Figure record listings
______

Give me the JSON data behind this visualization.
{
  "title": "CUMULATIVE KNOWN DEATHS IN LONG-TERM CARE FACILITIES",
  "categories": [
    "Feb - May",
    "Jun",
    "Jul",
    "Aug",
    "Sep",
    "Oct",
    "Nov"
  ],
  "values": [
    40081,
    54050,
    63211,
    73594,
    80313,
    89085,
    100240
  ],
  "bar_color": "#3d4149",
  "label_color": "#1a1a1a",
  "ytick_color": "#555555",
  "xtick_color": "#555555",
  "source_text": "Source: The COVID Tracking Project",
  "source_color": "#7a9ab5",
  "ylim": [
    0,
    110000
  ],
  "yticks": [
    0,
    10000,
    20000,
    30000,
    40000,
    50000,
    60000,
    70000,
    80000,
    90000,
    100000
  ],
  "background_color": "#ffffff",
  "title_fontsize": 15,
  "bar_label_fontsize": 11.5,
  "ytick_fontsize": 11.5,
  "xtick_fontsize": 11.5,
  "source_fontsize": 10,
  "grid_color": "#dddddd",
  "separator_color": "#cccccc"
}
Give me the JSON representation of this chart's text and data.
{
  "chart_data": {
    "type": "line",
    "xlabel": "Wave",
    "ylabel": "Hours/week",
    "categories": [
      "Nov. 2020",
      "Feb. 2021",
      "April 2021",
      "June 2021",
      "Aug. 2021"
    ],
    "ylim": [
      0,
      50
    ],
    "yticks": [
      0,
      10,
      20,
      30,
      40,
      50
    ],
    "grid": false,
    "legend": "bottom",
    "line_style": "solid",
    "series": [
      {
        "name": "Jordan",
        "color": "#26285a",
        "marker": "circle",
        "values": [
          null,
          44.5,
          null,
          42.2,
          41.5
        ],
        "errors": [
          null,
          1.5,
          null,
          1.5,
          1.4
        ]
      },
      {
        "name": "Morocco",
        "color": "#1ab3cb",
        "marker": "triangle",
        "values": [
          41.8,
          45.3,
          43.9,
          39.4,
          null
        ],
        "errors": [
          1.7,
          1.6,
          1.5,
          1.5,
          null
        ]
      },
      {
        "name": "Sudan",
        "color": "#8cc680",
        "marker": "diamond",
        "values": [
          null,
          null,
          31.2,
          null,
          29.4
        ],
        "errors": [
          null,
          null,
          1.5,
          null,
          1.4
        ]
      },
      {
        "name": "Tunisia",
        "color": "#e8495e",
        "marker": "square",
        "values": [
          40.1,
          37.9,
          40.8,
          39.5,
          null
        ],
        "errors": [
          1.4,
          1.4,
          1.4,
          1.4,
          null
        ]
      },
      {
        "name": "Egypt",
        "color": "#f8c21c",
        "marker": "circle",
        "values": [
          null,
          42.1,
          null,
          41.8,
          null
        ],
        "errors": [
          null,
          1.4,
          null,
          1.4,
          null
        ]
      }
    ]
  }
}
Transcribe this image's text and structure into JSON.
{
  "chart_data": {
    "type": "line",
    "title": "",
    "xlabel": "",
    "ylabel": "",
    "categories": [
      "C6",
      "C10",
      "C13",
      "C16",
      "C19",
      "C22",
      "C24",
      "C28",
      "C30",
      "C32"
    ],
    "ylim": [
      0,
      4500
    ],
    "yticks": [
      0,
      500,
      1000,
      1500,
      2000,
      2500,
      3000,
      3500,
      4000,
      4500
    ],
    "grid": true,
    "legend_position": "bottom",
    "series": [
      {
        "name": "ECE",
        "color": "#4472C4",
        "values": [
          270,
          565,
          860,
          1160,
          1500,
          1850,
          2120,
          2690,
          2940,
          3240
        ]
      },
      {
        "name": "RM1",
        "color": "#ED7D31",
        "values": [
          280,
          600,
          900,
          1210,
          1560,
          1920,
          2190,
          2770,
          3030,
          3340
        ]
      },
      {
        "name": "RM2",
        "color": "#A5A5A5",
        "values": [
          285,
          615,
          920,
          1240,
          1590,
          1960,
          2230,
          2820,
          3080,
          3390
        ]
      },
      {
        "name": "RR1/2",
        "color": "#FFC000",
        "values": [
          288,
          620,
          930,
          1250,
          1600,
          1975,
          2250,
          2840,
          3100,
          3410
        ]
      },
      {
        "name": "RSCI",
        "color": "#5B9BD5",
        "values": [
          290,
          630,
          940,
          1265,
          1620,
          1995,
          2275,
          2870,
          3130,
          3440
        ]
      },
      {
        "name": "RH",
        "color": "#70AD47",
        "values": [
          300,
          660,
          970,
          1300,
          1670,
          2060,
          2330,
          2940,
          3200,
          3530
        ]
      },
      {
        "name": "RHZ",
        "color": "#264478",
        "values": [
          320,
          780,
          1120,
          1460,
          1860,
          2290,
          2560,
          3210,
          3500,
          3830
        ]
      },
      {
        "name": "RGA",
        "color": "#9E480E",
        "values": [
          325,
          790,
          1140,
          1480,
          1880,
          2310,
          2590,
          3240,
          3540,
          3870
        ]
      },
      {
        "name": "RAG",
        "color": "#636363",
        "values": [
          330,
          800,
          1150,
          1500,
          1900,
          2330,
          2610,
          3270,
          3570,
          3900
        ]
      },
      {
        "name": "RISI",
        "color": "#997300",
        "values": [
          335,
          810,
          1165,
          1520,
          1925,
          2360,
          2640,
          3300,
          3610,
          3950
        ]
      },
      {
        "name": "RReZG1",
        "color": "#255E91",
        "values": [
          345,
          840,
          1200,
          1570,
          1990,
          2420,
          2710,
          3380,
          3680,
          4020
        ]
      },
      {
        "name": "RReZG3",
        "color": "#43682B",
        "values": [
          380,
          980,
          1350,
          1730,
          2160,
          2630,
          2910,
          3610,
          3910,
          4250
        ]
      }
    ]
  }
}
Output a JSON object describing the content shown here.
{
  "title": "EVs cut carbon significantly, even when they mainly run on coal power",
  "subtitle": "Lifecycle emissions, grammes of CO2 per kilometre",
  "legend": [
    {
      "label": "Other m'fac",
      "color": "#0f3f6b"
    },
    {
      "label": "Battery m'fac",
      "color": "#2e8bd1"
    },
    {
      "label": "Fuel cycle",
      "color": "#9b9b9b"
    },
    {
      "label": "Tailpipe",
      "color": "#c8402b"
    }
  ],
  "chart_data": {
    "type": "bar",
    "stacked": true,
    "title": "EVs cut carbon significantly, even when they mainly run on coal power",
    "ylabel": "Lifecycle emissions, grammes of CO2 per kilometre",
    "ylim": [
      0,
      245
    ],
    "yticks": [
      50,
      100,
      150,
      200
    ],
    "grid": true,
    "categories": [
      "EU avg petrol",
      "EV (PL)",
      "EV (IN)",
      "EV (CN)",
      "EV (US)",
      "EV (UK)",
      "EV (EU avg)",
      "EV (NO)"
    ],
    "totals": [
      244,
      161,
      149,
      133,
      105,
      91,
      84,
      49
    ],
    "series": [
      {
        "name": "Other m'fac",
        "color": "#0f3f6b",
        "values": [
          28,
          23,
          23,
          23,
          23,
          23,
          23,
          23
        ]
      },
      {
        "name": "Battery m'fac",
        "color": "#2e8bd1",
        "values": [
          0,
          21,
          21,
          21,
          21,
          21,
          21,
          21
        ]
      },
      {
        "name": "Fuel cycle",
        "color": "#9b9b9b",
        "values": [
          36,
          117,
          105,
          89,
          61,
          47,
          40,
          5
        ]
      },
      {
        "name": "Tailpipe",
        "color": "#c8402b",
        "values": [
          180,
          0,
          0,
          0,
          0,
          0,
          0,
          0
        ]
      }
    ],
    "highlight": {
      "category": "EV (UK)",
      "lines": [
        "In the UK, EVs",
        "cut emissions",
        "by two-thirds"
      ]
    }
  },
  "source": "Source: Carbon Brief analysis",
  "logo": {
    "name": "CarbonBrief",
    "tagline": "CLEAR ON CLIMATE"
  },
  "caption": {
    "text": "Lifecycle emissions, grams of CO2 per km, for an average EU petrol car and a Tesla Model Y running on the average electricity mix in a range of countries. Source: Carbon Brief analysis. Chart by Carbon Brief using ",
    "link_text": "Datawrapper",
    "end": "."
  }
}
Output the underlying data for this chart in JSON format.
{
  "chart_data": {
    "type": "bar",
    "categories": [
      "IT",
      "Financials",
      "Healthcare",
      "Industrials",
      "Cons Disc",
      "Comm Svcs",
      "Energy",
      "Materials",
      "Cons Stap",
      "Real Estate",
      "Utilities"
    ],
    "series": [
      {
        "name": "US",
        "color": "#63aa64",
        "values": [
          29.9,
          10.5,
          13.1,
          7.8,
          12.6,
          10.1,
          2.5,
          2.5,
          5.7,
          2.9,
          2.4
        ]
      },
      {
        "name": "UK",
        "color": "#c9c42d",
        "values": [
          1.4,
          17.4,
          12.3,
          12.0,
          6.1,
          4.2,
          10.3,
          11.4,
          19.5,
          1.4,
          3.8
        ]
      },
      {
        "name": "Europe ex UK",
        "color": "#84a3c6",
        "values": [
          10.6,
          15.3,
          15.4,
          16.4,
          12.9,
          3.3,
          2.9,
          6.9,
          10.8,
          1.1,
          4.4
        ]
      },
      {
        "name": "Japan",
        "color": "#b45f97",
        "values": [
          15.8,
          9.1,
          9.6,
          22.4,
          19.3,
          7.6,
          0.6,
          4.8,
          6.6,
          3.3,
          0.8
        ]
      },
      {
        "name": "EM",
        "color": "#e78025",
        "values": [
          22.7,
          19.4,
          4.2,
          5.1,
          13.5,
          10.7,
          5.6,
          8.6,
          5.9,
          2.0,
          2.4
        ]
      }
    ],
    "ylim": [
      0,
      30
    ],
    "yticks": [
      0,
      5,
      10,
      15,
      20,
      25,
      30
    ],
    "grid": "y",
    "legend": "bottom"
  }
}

______

# [The exercise]
Read the entries and show each line that mentions "when".

# [Task output]
  "title": "EVs cut carbon significantly, even when they mainly run on coal power",
    "title": "EVs cut carbon significantly, even when they mainly run on coal power",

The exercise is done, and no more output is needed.